■ Goal of the exercise:
Review the material and extract every line in which the word "tricks" occurs.

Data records
>>>>>

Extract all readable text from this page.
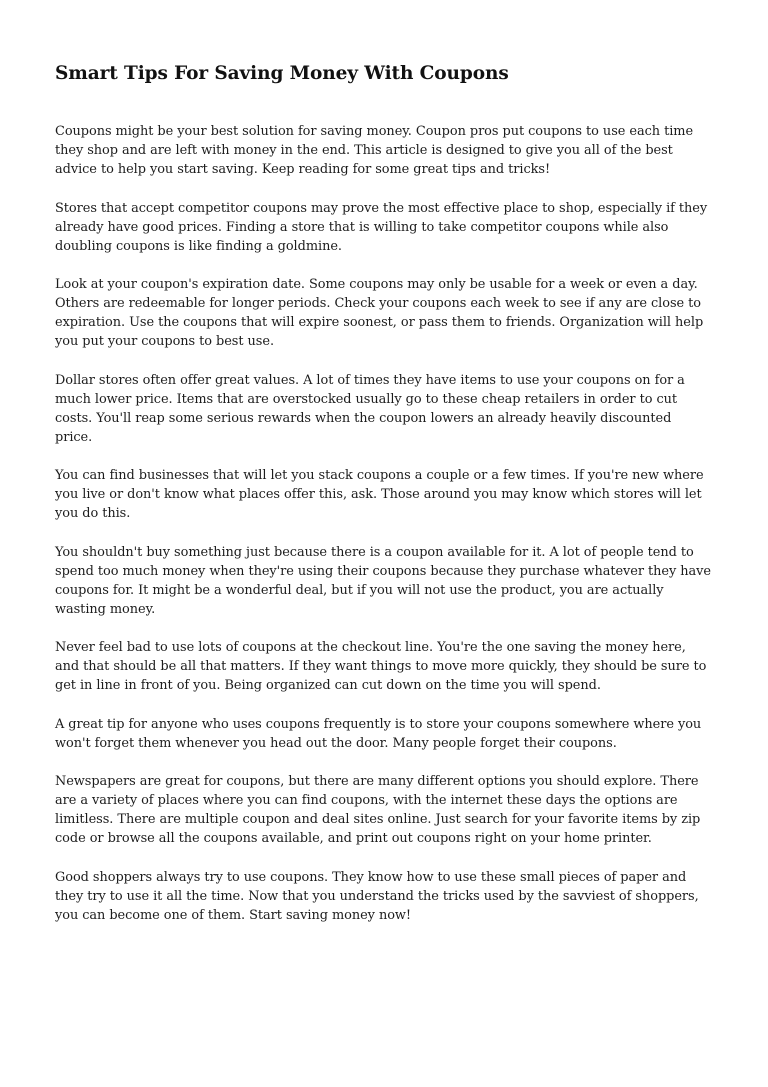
Smart Tips For Saving Money With Coupons

Coupons might be your best solution for saving money. Coupon pros put coupons to use each time they shop and are left with money in the end. This article is designed to give you all of the best advice to help you start saving. Keep reading for some great tips and tricks!

Stores that accept competitor coupons may prove the most effective place to shop, especially if they already have good prices. Finding a store that is willing to take competitor coupons while also doubling coupons is like finding a goldmine.

Look at your coupon's expiration date. Some coupons may only be usable for a week or even a day. Others are redeemable for longer periods. Check your coupons each week to see if any are close to expiration. Use the coupons that will expire soonest, or pass them to friends. Organization will help you put your coupons to best use.

Dollar stores often offer great values. A lot of times they have items to use your coupons on for a much lower price. Items that are overstocked usually go to these cheap retailers in order to cut costs. You'll reap some serious rewards when the coupon lowers an already heavily discounted price.

You can find businesses that will let you stack coupons a couple or a few times. If you're new where you live or don't know what places offer this, ask. Those around you may know which stores will let you do this.

You shouldn't buy something just because there is a coupon available for it. A lot of people tend to spend too much money when they're using their coupons because they purchase whatever they have coupons for. It might be a wonderful deal, but if you will not use the product, you are actually wasting money.

Never feel bad to use lots of coupons at the checkout line. You're the one saving the money here, and that should be all that matters. If they want things to move more quickly, they should be sure to get in line in front of you. Being organized can cut down on the time you will spend.

A great tip for anyone who uses coupons frequently is to store your coupons somewhere where you won't forget them whenever you head out the door. Many people forget their coupons.

Newspapers are great for coupons, but there are many different options you should explore. There are a variety of places where you can find coupons, with the internet these days the options are limitless. There are multiple coupon and deal sites online. Just search for your favorite items by zip code or browse all the coupons available, and print out coupons right on your home printer.

Good shoppers always try to use coupons. They know how to use these small pieces of paper and they try to use it all the time. Now that you understand the tricks used by the savviest of shoppers, you can become one of them. Start saving money now!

<<<<<

■ Exercise result:
Coupons might be your best solution for saving money. Coupon pros put coupons to use each time they shop and are left with money in the end. This article is designed to give you all of the best advice to help you start saving. Keep reading for some great tips and tricks!
Good shoppers always try to use coupons. They know how to use these small pieces of paper and they try to use it all the time. Now that you understand the tricks used by the savviest of shoppers, you can become one of them. Start saving money now!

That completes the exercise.